- **What you should do**: Answer with a number only: how many lines of the data contain "object"?

Stored data:
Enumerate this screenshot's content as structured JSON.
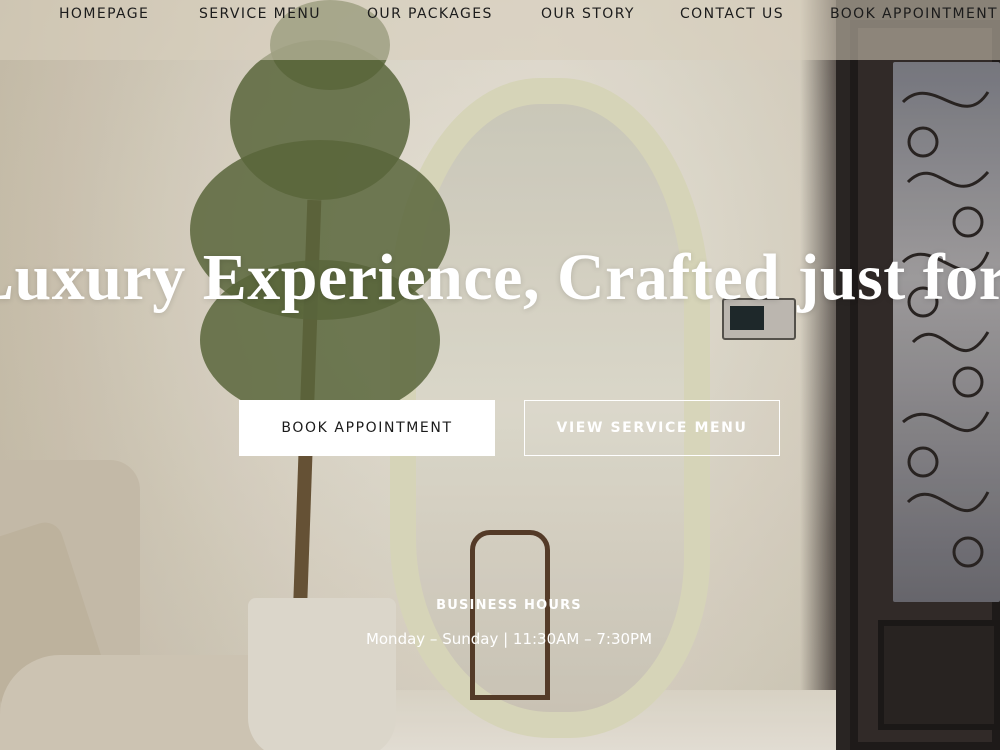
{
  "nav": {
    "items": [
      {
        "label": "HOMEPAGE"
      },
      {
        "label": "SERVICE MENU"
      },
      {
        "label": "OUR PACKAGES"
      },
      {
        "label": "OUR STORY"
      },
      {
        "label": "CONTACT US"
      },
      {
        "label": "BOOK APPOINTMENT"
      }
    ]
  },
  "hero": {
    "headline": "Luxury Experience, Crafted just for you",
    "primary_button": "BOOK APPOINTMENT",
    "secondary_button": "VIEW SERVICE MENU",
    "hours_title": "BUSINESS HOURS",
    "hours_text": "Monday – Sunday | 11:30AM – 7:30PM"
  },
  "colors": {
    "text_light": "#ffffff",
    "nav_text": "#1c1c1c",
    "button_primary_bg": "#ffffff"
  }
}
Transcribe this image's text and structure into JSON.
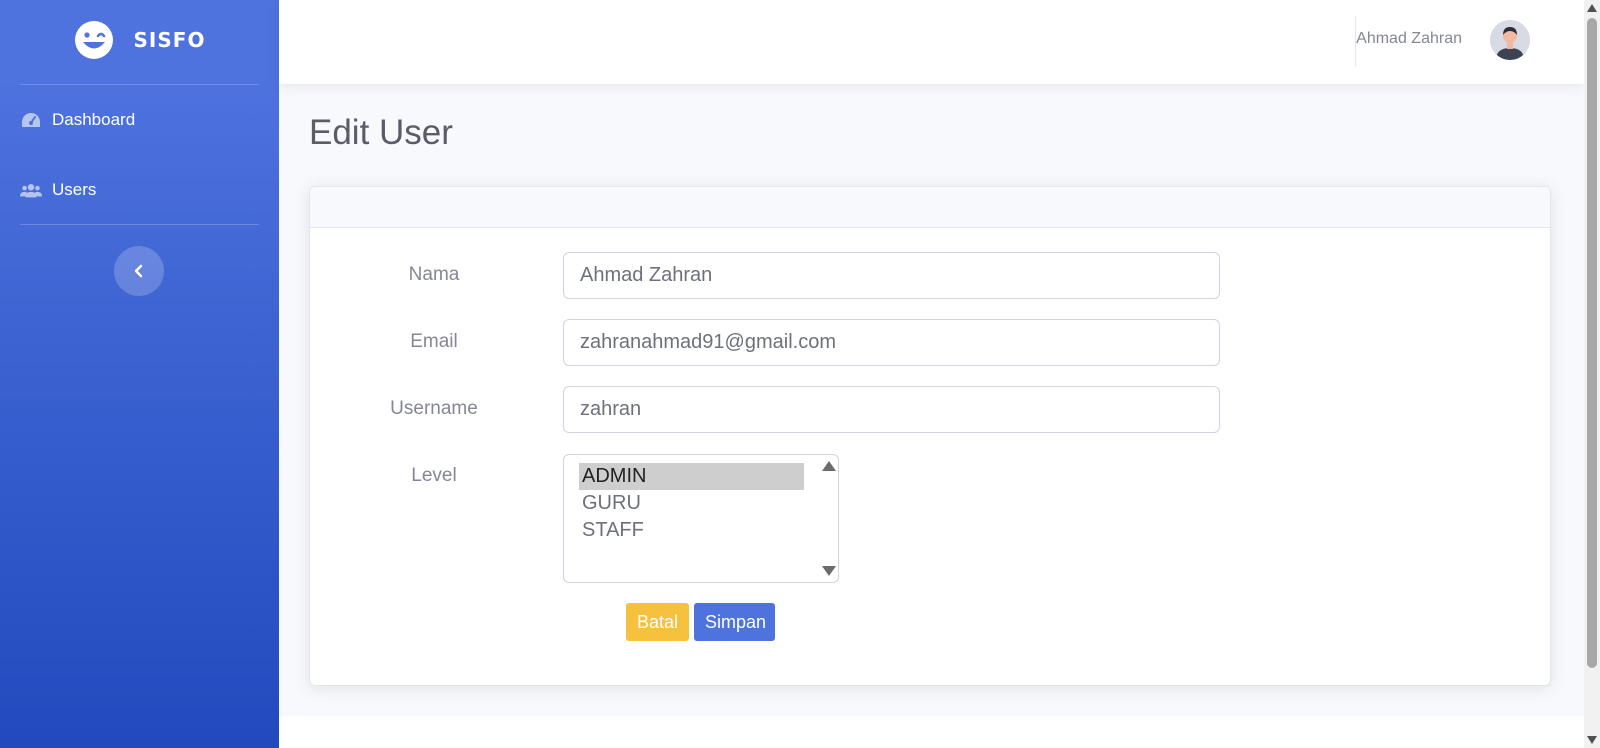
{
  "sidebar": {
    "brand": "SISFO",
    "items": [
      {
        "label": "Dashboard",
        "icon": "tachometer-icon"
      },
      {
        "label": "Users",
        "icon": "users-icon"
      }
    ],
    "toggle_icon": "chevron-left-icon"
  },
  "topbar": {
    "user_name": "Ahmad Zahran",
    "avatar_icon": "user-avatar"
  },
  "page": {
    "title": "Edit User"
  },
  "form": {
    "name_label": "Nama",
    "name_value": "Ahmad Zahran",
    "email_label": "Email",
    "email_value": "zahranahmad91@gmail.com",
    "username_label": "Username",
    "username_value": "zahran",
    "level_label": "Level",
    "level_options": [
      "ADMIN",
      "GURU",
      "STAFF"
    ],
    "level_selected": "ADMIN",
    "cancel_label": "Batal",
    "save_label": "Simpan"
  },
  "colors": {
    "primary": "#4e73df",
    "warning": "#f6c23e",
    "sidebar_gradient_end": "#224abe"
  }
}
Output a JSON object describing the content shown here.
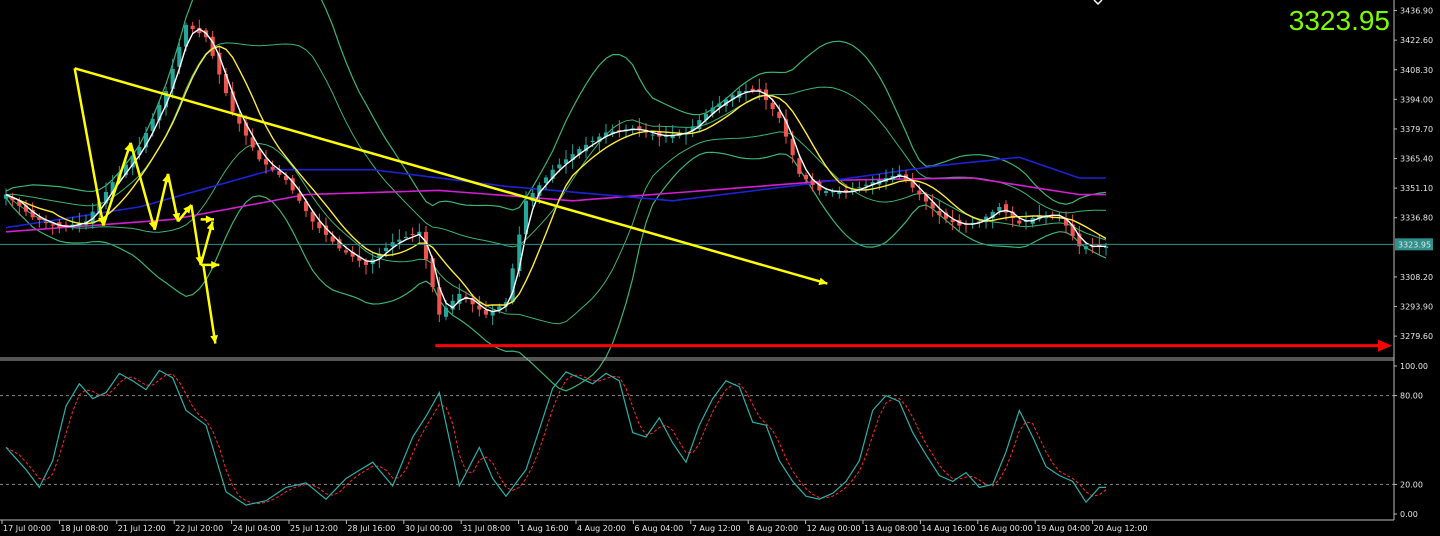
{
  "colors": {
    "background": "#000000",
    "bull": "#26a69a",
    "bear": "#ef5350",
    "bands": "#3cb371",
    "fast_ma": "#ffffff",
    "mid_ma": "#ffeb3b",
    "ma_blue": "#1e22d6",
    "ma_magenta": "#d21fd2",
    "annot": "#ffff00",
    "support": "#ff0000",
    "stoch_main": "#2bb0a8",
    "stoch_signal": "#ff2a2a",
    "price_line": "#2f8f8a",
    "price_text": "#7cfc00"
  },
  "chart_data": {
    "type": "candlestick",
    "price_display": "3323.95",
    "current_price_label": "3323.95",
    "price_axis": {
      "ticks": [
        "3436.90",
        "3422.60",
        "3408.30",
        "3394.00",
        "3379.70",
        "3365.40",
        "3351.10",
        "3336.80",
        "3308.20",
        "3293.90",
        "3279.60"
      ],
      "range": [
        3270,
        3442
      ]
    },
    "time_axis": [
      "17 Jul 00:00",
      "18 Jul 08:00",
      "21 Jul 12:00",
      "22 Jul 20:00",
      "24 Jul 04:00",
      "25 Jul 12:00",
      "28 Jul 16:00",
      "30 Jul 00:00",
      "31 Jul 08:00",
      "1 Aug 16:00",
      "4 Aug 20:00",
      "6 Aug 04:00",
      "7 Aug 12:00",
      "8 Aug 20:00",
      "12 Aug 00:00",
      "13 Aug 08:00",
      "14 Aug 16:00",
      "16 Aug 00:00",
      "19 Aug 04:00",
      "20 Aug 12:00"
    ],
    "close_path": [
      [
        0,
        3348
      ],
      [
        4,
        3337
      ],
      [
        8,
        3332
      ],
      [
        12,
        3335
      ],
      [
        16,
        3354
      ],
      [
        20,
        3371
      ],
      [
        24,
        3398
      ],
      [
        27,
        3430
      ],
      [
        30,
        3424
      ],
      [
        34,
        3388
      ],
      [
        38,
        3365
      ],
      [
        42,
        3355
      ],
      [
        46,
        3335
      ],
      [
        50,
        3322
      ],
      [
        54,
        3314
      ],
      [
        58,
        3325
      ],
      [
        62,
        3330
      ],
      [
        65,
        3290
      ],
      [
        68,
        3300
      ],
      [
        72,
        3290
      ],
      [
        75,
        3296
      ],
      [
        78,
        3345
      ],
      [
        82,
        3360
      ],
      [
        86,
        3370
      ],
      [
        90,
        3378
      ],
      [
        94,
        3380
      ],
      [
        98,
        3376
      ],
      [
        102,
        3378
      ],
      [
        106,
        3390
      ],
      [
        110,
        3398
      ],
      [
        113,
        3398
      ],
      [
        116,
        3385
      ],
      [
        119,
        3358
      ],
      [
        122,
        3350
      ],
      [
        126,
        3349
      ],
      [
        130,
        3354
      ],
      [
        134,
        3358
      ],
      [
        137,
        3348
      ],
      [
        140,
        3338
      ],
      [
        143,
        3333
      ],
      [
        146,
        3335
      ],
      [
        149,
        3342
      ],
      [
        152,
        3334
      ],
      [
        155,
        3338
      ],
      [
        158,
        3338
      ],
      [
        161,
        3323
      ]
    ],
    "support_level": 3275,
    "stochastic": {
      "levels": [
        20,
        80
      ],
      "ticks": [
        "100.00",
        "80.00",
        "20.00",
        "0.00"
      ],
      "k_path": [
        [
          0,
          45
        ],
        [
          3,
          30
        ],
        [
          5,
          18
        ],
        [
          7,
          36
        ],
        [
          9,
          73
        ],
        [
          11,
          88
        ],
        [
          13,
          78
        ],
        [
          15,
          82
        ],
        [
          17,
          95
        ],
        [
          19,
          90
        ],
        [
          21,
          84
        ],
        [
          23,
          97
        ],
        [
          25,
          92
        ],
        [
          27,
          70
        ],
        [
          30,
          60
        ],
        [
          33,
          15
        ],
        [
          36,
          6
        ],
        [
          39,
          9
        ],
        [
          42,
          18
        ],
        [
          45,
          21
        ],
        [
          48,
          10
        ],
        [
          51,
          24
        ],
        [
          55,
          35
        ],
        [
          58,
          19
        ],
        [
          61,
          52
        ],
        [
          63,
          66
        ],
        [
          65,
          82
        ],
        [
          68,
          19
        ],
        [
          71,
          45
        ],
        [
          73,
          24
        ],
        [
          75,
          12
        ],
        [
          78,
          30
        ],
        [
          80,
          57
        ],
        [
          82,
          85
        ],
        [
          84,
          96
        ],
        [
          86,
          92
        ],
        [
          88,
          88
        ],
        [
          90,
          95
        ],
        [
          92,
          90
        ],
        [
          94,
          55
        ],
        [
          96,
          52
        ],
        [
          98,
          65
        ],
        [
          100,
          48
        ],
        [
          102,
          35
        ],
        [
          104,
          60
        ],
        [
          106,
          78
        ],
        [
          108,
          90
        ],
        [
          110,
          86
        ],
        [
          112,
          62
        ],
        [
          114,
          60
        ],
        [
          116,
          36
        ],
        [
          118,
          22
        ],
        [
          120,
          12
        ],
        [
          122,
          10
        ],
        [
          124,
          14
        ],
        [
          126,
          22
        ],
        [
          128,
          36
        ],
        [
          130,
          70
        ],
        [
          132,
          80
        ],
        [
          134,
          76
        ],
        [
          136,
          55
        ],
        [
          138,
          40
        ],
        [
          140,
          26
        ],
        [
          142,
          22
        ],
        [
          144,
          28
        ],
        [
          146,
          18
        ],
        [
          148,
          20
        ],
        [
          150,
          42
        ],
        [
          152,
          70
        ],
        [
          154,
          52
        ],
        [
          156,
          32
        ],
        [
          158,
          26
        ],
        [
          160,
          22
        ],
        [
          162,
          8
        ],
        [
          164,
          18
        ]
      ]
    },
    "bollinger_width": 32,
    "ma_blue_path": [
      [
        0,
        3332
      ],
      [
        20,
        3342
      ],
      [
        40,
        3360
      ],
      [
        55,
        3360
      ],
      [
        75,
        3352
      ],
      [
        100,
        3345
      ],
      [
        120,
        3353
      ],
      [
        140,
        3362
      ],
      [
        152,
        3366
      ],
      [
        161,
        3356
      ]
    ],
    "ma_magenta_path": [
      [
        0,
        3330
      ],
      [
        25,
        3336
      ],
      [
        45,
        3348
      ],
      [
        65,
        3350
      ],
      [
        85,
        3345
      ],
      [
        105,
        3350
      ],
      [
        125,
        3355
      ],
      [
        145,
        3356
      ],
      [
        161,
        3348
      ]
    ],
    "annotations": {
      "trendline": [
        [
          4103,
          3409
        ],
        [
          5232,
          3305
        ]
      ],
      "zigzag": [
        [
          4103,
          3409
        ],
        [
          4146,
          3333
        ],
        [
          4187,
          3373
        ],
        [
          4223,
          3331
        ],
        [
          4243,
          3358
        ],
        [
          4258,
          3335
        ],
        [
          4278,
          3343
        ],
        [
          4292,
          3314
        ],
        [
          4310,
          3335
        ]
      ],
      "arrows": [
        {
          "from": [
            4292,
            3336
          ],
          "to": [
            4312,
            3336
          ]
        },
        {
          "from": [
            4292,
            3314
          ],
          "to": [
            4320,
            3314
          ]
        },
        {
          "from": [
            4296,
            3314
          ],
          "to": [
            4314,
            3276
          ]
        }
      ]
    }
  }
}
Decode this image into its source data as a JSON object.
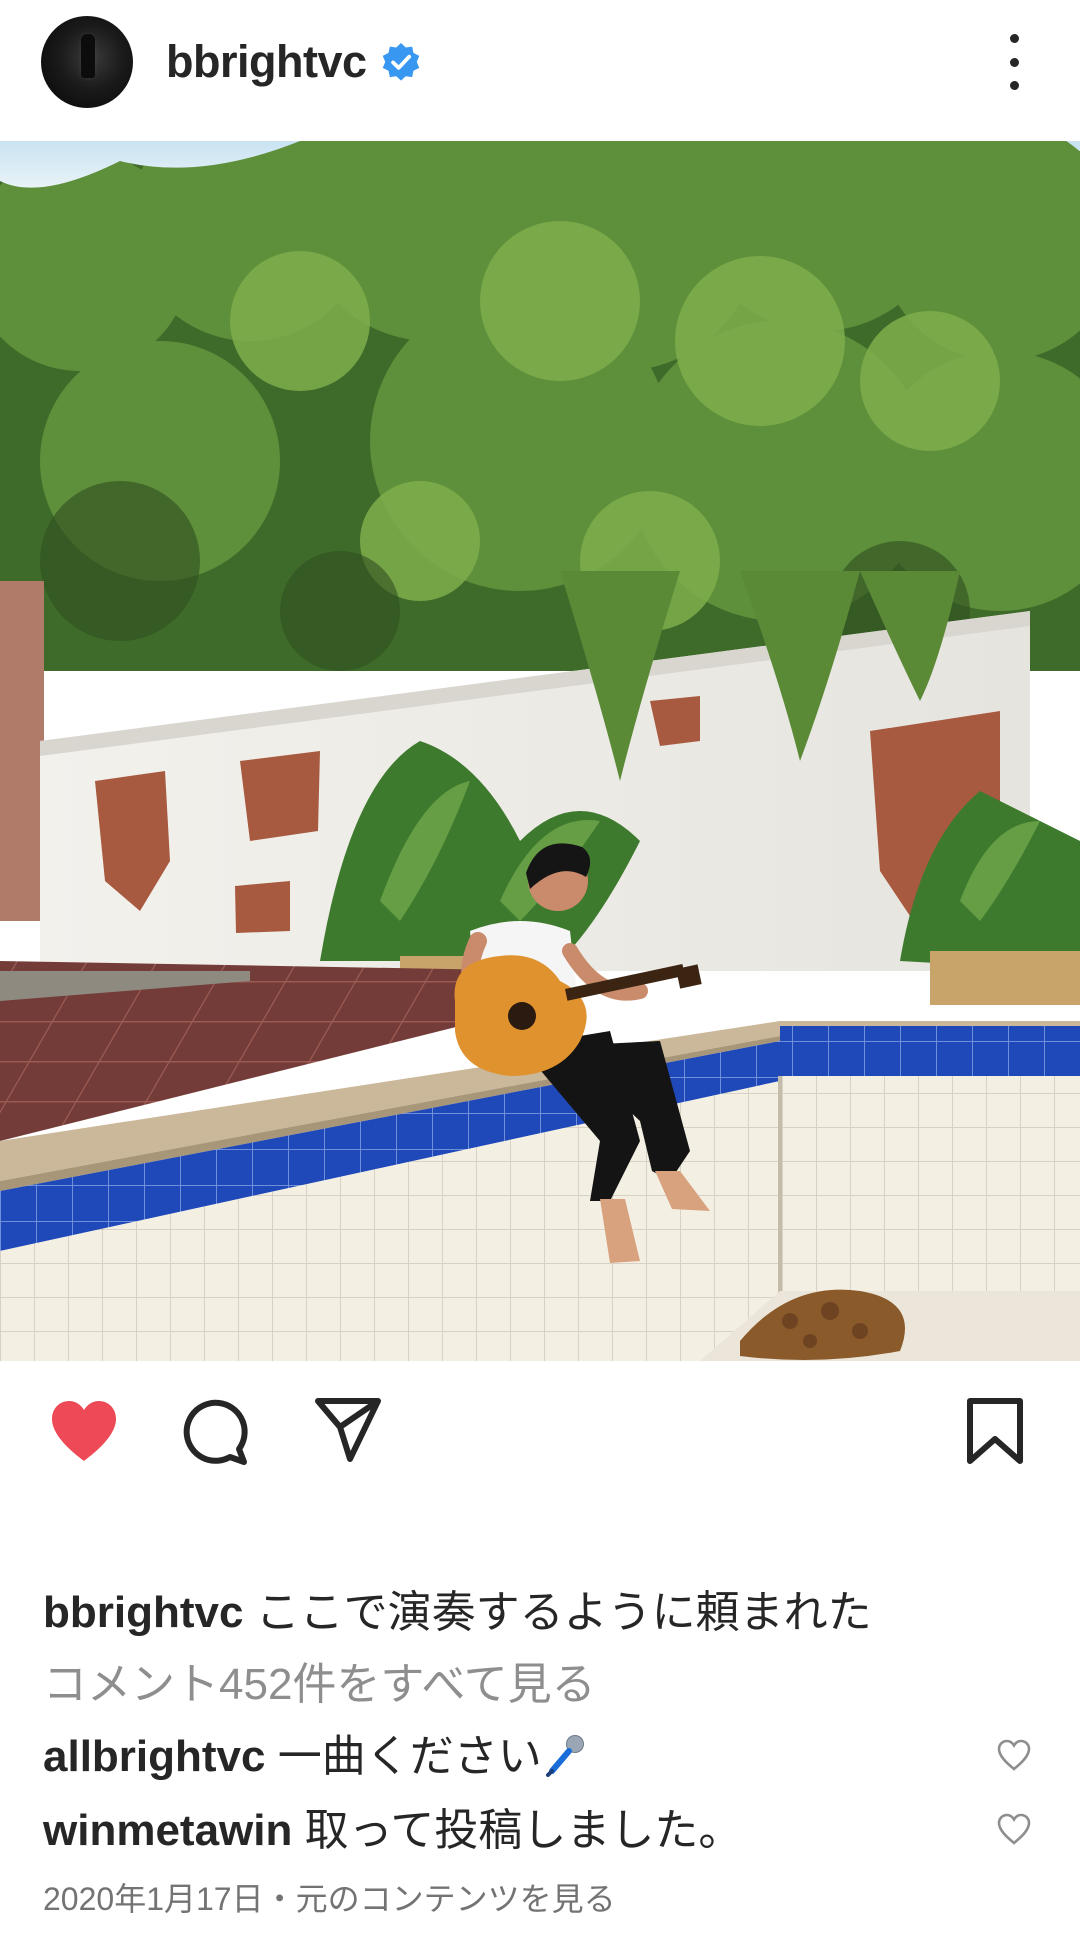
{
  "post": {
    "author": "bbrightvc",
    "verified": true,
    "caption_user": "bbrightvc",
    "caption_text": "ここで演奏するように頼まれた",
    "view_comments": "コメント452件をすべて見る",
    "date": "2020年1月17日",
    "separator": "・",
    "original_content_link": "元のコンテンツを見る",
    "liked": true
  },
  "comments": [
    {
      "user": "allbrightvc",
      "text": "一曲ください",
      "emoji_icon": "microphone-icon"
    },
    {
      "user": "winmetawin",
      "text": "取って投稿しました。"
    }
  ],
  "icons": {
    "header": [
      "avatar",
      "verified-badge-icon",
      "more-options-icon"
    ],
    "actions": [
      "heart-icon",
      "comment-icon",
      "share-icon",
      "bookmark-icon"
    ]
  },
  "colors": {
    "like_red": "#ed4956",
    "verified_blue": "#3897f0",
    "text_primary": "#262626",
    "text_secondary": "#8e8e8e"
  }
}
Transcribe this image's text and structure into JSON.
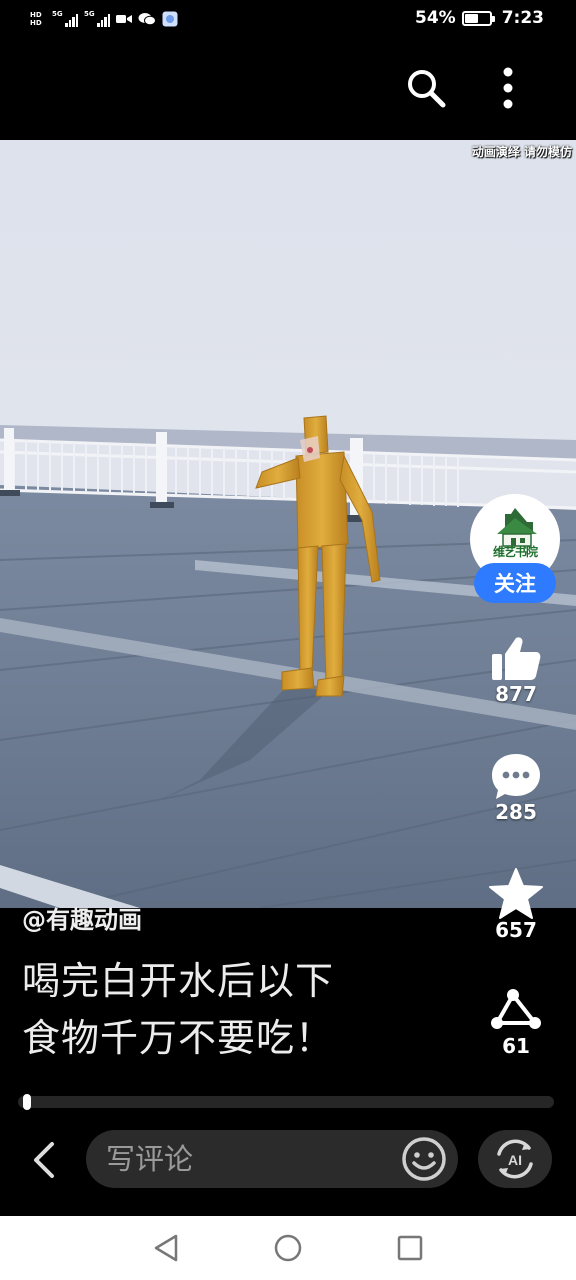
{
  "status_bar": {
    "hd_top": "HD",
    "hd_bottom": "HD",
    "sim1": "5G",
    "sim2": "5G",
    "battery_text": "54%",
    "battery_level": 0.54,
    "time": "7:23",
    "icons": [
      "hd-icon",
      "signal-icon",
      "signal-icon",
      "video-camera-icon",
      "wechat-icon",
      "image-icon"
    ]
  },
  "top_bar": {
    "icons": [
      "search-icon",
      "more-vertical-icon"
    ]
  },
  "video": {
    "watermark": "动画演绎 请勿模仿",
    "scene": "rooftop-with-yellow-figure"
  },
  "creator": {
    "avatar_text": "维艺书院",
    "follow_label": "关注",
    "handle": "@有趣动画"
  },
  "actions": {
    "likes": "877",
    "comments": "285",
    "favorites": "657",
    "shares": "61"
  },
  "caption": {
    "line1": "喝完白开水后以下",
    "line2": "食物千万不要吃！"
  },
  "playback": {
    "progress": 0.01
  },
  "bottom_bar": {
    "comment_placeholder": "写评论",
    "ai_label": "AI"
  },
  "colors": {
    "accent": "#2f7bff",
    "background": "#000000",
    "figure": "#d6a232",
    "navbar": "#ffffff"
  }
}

- **Task output**: 2